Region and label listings
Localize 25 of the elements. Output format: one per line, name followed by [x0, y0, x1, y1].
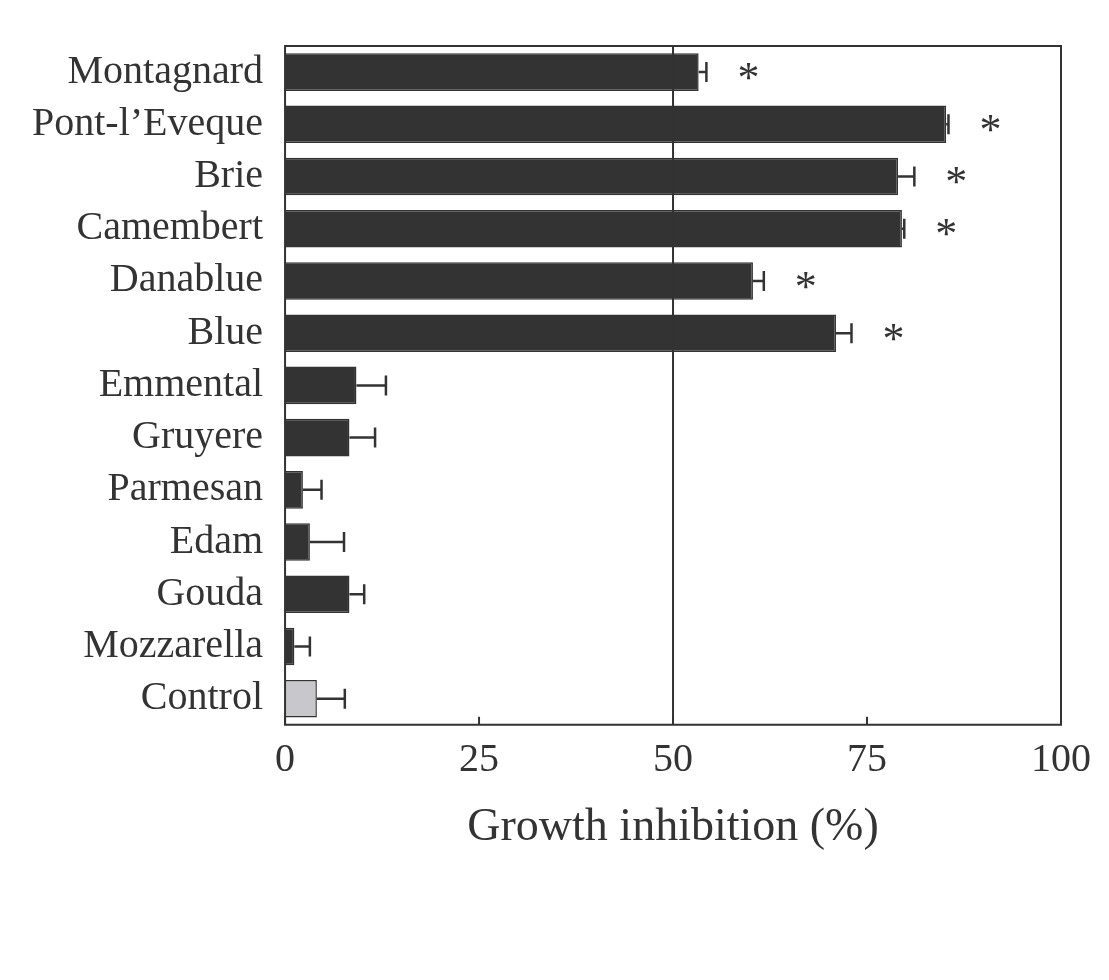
- annotation: *: [737, 52, 760, 102]
- y-tick-label: Pont-l’Eveque: [31, 98, 264, 144]
- y-tick-label: Edam: [169, 516, 264, 562]
- annotation: *: [935, 209, 958, 259]
- y-tick-label: Blue: [187, 307, 264, 353]
- y-tick-label: Gruyere: [132, 412, 264, 458]
- y-tick-label: Brie: [194, 151, 264, 197]
- y-tick-label: Control: [140, 673, 264, 719]
- y-tick-label: Emmental: [98, 359, 264, 405]
- annotation: *: [945, 157, 968, 207]
- y-tick-label: Camembert: [76, 203, 264, 249]
- y-tick-label: Danablue: [109, 255, 264, 301]
- x-tick-label: 0: [275, 735, 296, 781]
- x-tick-label: 75: [847, 735, 888, 781]
- y-tick-label: Parmesan: [107, 464, 264, 510]
- x-tick-label: 100: [1031, 735, 1091, 781]
- y-tick-label: Gouda: [156, 568, 264, 614]
- x-axis-title: Growth inhibition (%): [467, 799, 879, 851]
- x-tick-label: 50: [653, 735, 694, 781]
- y-tick-label: Mozzarella: [83, 620, 264, 666]
- y-tick-label: Montagnard: [67, 46, 264, 92]
- annotation: *: [882, 313, 905, 363]
- x-tick-label: 25: [459, 735, 500, 781]
- annotation: *: [794, 261, 817, 311]
- annotation: *: [979, 104, 1002, 154]
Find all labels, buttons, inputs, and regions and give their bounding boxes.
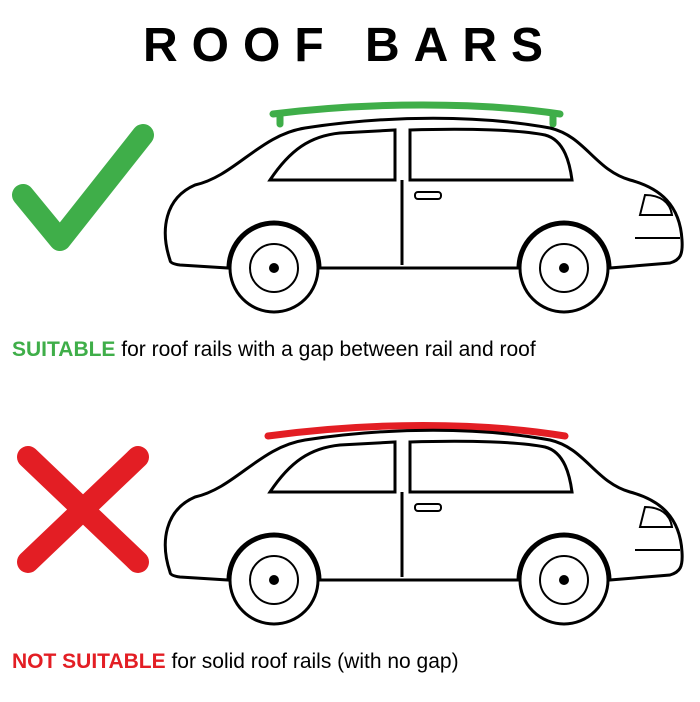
check-icon bbox=[8, 120, 158, 270]
car-not-suitable bbox=[140, 392, 700, 652]
panel-not-suitable: NOT SUITABLE for solid roof rails (with … bbox=[0, 392, 700, 702]
car-suitable bbox=[140, 80, 700, 340]
page-title: ROOF BARS bbox=[0, 0, 700, 73]
cross-icon bbox=[8, 432, 158, 582]
caption-suitable: SUITABLE for roof rails with a gap betwe… bbox=[12, 338, 536, 362]
caption-not-suitable-rest: for solid roof rails (with no gap) bbox=[166, 650, 459, 673]
caption-not-suitable: NOT SUITABLE for solid roof rails (with … bbox=[12, 650, 459, 674]
caption-suitable-rest: for roof rails with a gap between rail a… bbox=[115, 338, 535, 361]
keyword-not-suitable: NOT SUITABLE bbox=[12, 650, 166, 673]
keyword-suitable: SUITABLE bbox=[12, 338, 115, 361]
panel-suitable: SUITABLE for roof rails with a gap betwe… bbox=[0, 80, 700, 380]
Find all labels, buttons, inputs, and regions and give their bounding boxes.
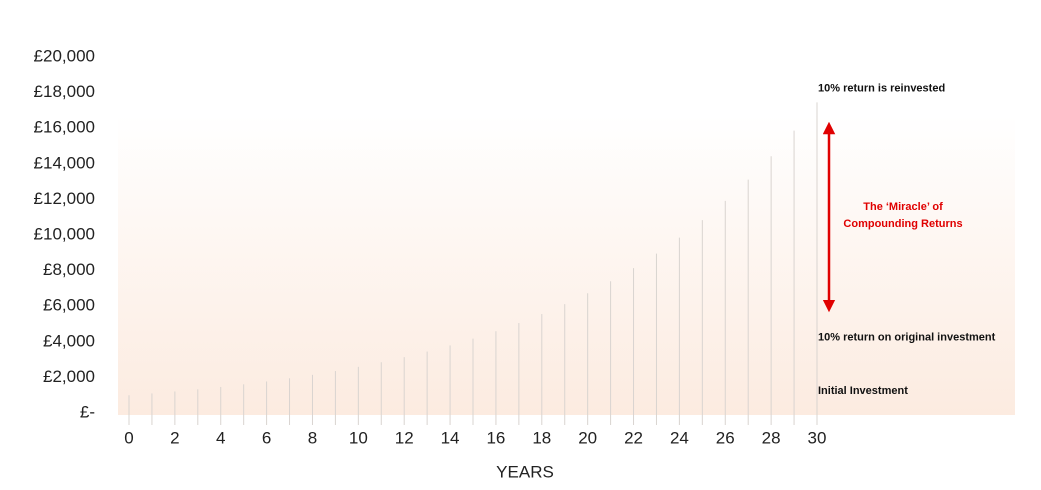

**AIM OF THE EXERCISE**
Give every line of the entries above as a Markdown table with the columns No. and Text, numbering each line in order and skipping blank lines. Leave the pictures out of the answer.

**COMPLETE OUTPUT**
| No. | Text |
|---|---|
| 1 | Localize 25 of the elements. Output format: one per line, name followed by [x0, y0, x1, y1]. |
| 2 | - annotation: *: [737, 52, 760, 102] |
| 3 | - y-tick-label: Pont-l’Eveque: [31, 98, 264, 144] |
| 4 | - y-tick-label: Edam: [169, 516, 264, 562] |
| 5 | - annotation: *: [935, 209, 958, 259] |
| 6 | - y-tick-label: Blue: [187, 307, 264, 353] |
| 7 | - y-tick-label: Gruyere: [132, 412, 264, 458] |
| 8 | - y-tick-label: Brie: [194, 151, 264, 197] |
| 9 | - y-tick-label: Control: [140, 673, 264, 719] |
| 10 | - y-tick-label: Emmental: [98, 359, 264, 405] |
| 11 | - annotation: *: [945, 157, 968, 207] |
| 12 | - y-tick-label: Camembert: [76, 203, 264, 249] |
| 13 | - y-tick-label: Danablue: [109, 255, 264, 301] |
| 14 | - x-tick-label: 0: [275, 735, 296, 781] |
| 15 | - x-tick-label: 75: [847, 735, 888, 781] |
| 16 | - y-tick-label: Parmesan: [107, 464, 264, 510] |
| 17 | - x-tick-label: 100: [1031, 735, 1091, 781] |
| 18 | - y-tick-label: Gouda: [156, 568, 264, 614] |
| 19 | - x-axis-title: Growth inhibition (%): [467, 799, 879, 851] |
| 20 | - x-tick-label: 50: [653, 735, 694, 781] |
| 21 | - y-tick-label: Mozzarella: [83, 620, 264, 666] |
| 22 | - y-tick-label: Montagnard: [67, 46, 264, 92] |
| 23 | - annotation: *: [882, 313, 905, 363] |
| 24 | - x-tick-label: 25: [459, 735, 500, 781] |
| 25 | - annotation: *: [794, 261, 817, 311] |
| 26 | - annotation: *: [979, 104, 1002, 154] |
| 27 | Find all labels, buttons, inputs, and regions and give their bounding boxes. |
| 28 | check-icon bbox=[8, 120, 158, 270] |
| 29 | car-not-suitable bbox=[140, 392, 700, 652] |
| 30 | panel-not-suitable: NOT SUITABLE for solid roof rails (with … bbox=[0, 392, 700, 702] |
| 31 | car-suitable bbox=[140, 80, 700, 340] |
| 32 | page-title: ROOF BARS bbox=[0, 0, 700, 73] |
| 33 | cross-icon bbox=[8, 432, 158, 582] |
| 34 | caption-suitable: SUITABLE for roof rails with a gap betwe… bbox=[12, 338, 536, 362] |
| 35 | caption-not-suitable-rest: for solid roof rails (with no gap) bbox=[166, 650, 459, 673] |
| 36 | caption-not-suitable: NOT SUITABLE for solid roof rails (with … bbox=[12, 650, 459, 674] |
| 37 | caption-suitable-rest: for roof rails with a gap between rail a… bbox=[115, 338, 535, 361] |
| 38 | keyword-not-suitable: NOT SUITABLE bbox=[12, 650, 166, 673] |
| 39 | keyword-suitable: SUITABLE bbox=[12, 338, 115, 361] |
| 40 | panel-suitable: SUITABLE for roof rails with a gap betwe… bbox=[0, 80, 700, 380] |
| 41 | Find all labels, buttons, inputs, and regions and give their bounding boxes. |